* **Text segment**
But there are enough people out there, both professionals and civilians, who have become weary of Apple's walled garden approach and would prefer an alternative that doesn't rely on the wild world of Android. So, yes, Apple's mobile products are a success, but that doesn't really explain why so many AR insiders seem to default to "when is Apple releasing Apple Glass?" when the future of AR wearables is raised.

A concept video of Apple Glass at work

The real reason — although some have an aversion to elevating Apple to such a lofty position — is that Apple has, at least in recent years, indicated that it may be more trustworthy than other Big Tech companies when it comes to handling user data. The epic battle Apple waged with the FBI back in 2016 is Exhibit A. Few expect the same unyielding stance from Apple's rivals in Silicon Valley and Seattle. And Apple understands the largely unspoken element of trust as a component of its brand, going so far as to even embed the ethos in its latest marketing campaign.

However, in just the last couple of weeks, Apple has come under the microscope of Big Tech suspicion from the public after announcing that it has plans to scan the iCloud photos of iOS users in order to track and report child exploitation.

Despite the good intentions behind the move, privacy advocates quickly pointed out how this kind of policy shift on Apple's part could lead to more, unrelated surveillance in the future. The outcry was so loud that Apple's senior vice president of software engineering, Craig Federighi, emerged to give a rare non-product-event related interview to explain why Apple thinks its new policy is being "misunderstood."

No matter where you stand on Apple's policy shift, what the latest change reflects is that privacy and trust is a goal post that usually moves, however slowly, whenever it is in the hands of a public company. Now consider the future of AR smartglasses compared to your current smartphone. Even though many of us spend a lot of time on our smartphones and point them at nearly anything around us, there's still an inherent belief that when you put your smartphone down, you're "sort of" offline (audio mic hackers notwithstanding).

But in a world of camera-laced AR smartglasses, it would be unrealistic to think that users will take their smartglasses off every single time they want to say something, do something, or look at something they deem as completely private. So, in the case of Apple's new iCloud policy — which, by the way, includes humans reviewing certain flagged content — the level of intimate moments you'll potentially be exposing to the world will skyrocket.

* **Given instruction 1**
In the Apple privacy article, who gave a rare interview to explain why Apple thinks its new policy is being "misunderstood"?
* **Given instruction 2**
Carry on the Apple privacy article from its final sentence.
The data has no connection to the Apple privacy article.

* **Record extracts**

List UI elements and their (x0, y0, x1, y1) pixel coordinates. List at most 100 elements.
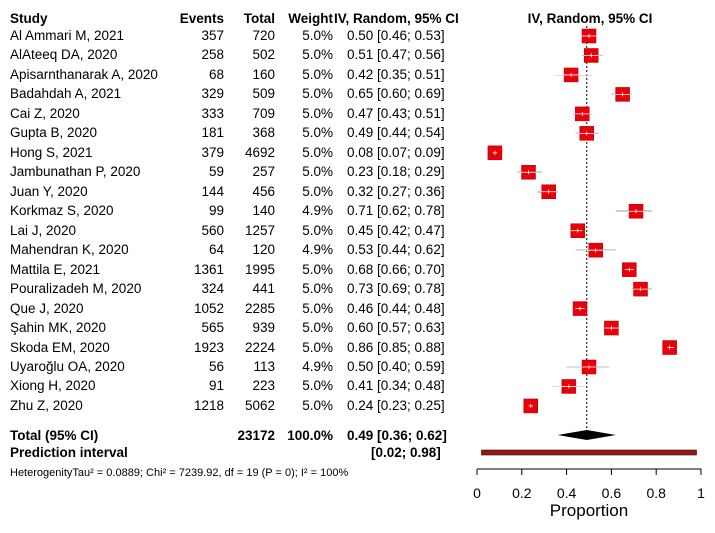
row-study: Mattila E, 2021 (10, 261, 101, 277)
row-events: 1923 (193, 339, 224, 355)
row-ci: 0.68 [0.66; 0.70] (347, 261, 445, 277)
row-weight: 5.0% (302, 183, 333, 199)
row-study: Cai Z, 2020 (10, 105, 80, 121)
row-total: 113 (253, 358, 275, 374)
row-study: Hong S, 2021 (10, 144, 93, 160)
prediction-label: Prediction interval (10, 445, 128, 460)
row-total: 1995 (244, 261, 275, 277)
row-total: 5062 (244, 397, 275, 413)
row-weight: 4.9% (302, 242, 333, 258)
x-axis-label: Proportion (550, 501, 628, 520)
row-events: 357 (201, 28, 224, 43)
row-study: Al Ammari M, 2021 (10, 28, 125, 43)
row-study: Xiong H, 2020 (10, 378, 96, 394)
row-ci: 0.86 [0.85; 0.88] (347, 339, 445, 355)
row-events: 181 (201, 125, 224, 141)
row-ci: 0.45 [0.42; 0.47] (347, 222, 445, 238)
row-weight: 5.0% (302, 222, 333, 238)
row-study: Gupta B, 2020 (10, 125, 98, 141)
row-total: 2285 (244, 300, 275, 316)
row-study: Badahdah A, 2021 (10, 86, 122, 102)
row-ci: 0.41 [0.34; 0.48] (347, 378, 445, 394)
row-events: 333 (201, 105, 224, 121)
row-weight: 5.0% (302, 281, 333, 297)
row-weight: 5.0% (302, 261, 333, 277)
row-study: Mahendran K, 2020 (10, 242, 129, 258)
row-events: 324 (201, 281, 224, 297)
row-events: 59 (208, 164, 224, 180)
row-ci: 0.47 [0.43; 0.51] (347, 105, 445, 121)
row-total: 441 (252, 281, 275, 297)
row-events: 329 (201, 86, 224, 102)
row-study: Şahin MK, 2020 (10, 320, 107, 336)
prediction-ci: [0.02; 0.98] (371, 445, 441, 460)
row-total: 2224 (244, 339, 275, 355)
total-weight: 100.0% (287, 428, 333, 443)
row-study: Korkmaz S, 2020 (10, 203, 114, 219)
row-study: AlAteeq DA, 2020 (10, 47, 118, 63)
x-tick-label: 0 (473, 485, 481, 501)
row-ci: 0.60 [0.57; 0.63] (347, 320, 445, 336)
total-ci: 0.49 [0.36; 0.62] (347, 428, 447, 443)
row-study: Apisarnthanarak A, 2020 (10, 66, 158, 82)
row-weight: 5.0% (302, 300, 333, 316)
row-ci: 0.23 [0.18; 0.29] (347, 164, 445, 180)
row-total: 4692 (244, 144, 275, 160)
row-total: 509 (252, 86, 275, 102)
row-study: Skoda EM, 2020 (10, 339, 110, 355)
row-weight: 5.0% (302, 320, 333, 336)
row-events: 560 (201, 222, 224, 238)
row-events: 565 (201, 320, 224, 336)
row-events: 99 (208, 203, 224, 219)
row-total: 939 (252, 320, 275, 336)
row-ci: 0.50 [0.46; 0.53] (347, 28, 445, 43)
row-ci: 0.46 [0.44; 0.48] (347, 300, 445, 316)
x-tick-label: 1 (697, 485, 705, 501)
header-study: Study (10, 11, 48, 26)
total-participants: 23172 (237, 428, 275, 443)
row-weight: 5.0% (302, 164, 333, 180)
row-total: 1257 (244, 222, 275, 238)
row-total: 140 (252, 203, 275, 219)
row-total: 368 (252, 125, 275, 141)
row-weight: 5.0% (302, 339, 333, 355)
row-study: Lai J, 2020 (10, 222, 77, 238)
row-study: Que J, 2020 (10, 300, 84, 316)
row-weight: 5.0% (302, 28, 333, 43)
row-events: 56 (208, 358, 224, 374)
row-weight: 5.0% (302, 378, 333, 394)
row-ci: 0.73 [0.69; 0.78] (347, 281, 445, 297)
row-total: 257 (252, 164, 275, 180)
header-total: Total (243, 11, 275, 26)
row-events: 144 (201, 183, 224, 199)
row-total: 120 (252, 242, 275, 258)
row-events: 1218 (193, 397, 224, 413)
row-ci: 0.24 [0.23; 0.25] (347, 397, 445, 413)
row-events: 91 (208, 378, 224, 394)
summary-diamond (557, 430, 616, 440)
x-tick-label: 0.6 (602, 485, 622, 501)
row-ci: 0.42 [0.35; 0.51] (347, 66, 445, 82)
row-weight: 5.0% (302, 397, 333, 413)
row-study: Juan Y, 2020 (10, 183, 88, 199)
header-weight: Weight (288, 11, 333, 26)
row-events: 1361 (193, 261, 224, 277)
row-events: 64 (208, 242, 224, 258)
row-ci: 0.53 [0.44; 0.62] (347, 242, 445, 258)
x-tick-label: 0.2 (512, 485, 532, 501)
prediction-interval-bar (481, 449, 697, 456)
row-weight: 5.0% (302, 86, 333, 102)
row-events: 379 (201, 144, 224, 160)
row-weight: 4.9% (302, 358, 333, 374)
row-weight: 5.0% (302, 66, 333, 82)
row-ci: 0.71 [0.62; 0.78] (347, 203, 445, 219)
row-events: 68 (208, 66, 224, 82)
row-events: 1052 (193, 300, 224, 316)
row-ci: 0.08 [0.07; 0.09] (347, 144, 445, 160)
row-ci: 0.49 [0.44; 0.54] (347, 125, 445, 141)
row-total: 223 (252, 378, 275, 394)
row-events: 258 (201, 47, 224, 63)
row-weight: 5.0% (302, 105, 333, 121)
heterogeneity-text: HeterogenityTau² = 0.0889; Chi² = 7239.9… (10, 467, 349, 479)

...

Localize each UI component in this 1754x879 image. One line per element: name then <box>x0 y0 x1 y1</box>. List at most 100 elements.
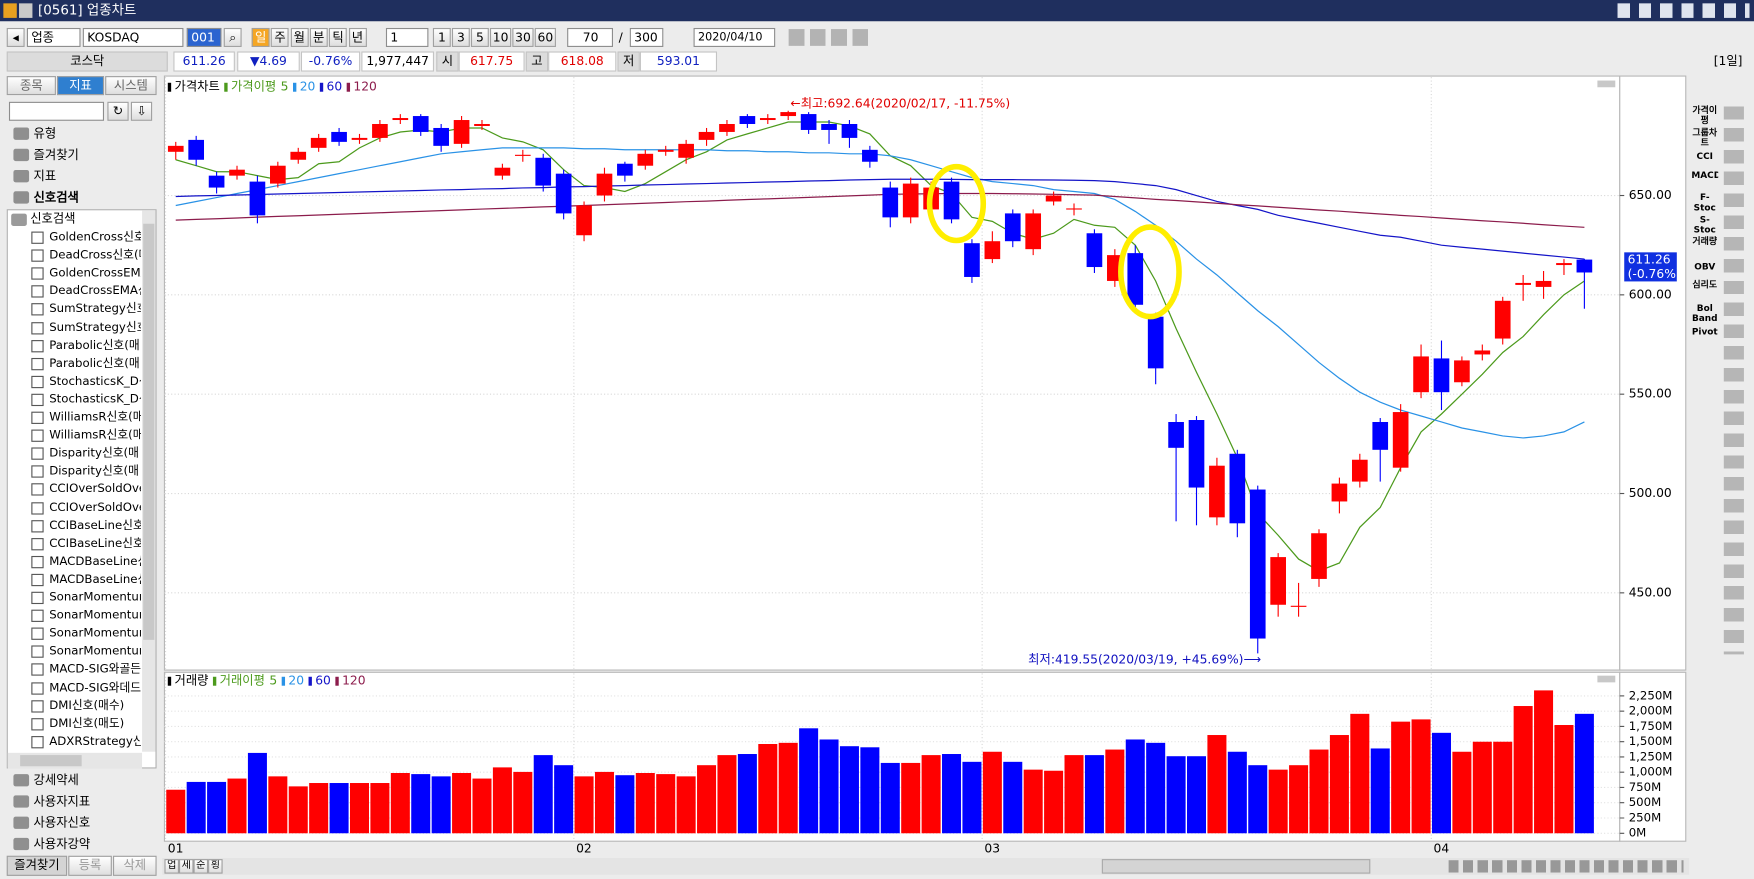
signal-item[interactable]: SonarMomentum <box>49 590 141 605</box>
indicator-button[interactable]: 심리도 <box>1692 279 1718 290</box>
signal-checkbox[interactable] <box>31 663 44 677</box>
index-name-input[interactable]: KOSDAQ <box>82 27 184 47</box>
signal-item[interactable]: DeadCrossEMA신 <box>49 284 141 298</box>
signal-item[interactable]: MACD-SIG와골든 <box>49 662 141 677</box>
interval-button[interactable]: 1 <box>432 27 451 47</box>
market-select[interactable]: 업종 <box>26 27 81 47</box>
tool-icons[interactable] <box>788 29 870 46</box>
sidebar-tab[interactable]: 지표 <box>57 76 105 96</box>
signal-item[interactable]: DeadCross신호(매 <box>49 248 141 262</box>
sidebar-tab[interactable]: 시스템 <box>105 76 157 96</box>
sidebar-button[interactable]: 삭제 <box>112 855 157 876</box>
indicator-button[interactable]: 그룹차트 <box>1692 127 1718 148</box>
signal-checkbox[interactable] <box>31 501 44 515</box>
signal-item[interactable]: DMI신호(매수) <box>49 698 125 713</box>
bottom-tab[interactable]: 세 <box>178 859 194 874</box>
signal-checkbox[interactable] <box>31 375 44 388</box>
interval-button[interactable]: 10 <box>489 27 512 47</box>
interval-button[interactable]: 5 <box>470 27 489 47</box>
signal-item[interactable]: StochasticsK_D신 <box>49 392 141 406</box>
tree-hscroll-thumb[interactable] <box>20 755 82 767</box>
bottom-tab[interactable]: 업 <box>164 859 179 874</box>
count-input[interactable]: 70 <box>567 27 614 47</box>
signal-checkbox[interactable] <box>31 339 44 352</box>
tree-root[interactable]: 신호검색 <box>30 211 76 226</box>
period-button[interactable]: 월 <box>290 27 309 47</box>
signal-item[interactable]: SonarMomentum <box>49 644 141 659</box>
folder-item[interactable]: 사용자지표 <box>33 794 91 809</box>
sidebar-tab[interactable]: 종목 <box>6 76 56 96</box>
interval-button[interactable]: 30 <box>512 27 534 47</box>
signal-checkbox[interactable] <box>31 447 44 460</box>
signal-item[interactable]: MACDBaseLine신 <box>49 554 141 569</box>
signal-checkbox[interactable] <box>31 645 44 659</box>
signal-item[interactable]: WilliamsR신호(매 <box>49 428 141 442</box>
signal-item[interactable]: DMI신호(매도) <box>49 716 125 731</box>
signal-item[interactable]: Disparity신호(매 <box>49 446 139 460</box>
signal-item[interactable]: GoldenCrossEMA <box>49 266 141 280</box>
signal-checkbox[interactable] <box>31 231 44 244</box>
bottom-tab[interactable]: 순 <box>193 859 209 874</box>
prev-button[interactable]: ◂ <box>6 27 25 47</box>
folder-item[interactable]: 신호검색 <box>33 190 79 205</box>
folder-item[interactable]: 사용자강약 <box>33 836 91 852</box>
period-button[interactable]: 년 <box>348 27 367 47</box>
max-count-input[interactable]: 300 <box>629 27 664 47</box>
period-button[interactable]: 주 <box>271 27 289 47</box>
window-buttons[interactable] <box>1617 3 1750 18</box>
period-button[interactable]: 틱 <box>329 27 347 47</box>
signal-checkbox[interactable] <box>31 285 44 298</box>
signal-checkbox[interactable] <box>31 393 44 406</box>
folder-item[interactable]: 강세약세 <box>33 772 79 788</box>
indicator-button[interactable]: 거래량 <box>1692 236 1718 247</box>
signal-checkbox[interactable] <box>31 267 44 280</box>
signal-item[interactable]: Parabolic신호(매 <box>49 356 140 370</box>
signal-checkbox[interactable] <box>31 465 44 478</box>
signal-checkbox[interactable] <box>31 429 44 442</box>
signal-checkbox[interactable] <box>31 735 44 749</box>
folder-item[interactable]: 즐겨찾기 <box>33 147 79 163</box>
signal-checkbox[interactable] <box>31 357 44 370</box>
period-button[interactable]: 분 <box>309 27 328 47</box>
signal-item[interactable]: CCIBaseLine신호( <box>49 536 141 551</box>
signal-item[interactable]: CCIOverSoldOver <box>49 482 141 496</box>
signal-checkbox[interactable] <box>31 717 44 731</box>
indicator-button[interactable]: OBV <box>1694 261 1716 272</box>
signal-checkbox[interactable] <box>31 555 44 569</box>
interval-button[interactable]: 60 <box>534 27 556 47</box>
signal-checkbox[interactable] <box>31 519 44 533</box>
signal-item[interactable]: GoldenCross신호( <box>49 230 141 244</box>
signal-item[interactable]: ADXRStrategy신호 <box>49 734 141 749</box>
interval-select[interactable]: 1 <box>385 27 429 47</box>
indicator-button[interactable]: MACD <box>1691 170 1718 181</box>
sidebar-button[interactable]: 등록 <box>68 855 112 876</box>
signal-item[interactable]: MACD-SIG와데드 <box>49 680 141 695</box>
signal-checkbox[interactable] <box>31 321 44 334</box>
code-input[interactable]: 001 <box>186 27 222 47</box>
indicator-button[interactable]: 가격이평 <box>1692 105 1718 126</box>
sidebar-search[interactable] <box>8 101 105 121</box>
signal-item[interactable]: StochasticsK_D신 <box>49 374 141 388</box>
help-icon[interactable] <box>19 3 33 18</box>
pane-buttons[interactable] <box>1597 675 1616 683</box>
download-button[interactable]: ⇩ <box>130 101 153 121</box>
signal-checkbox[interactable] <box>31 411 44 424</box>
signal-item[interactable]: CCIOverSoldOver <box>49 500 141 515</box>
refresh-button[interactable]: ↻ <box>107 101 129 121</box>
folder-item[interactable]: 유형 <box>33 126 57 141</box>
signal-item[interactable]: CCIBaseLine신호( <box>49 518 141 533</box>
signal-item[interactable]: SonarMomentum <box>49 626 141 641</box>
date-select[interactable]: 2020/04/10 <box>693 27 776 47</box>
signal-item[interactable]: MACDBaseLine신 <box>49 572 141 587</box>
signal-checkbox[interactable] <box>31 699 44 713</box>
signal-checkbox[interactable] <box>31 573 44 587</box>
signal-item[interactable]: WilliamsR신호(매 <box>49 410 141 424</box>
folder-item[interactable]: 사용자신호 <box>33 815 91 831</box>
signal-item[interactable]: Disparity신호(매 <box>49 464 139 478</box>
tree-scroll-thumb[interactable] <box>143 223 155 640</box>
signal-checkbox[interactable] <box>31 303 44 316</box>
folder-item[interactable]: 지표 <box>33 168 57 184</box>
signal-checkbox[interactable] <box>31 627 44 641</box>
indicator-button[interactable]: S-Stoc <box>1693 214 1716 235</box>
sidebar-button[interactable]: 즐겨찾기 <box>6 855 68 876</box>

* **Answer 1**
Craig Federighi, Apple's senior vice president of software engineering.

* **Answer 2**
Trust is the thing. Putting cameras on your face, 24/7, is the final frontier in terms of exposing your personal life to the world (or at least to workers at Big Tech companies). What you see, they will (ultimately) see. This is the reason there has been so much open skepticism about Facebook's entry into the world of AR wearables, given its rollercoaster track record with users on its website. Now that Apple has blinked and fallen closer in line with its rivals with regard to user data, the notion of trusting Apple as the default vanguard of AR smartglasses and AR cloud privacy has been compromised.

And that's where the often overlooked area of blockchain technology may come in as a solution. Whenever I discuss blockchain tech with AR insiders, my general experience is that there's little awareness of the space beyond the current price of bitcoin and which NFT recently sold for a high price. Beyond that, most of the talk revolves around lenses, form factors, battery life, design, virtual avatars, and competing AR cloud platforms. Blockchain rarely enters the conversation. That has to change.

No, blockchain tech is not the be-all-end-all answer to all things privacy-related, but it's a start in the right direction. In particular, it's important to point out that I'm referring to truly decentralized blockchains versus centralized blockchains in which the team exerts control over the project in a way that is designed to defeat privacy and immutability controls. If you're unfamiliar with blockchain tech, the shortest/abridged way to describe it is as a computer-based distributed public ledger, wherein all digital transactions are confirmed and (ideally/usually) immutable.

For example, if you send a photoshop picture of your cat via email, that photo can be copied endlessly, with no ability to detect the original from the copy. But if you send that same cat photo using a blockchain, you now have a very specific digital asset with a digital fingerprint on a particular blockchain that cannot be copied.

This is the foundation of the NFT (non-fungible token) movement that has suddenly affixed value to hundreds of thousands of digital images that once were seen as freely copyable assets. Those assets are still copyable in the main, but once the owner gives the digital asset a fingerprint on a blockchain, we now have "the original" version of the digital asset.

Of course, just because you put digital information on a blockchain, that doesn't automatically make it anonymous. This is the mistaken assumption many bitcoin users make. They incorrectly believe that bitcoin assets and transactions can't be tracked, but they can. In order to actually go anonymous in the world of digital cash, you need to use something like Monero or Zcash, or perhaps coin mixing to obfuscate the movement of crypto funds.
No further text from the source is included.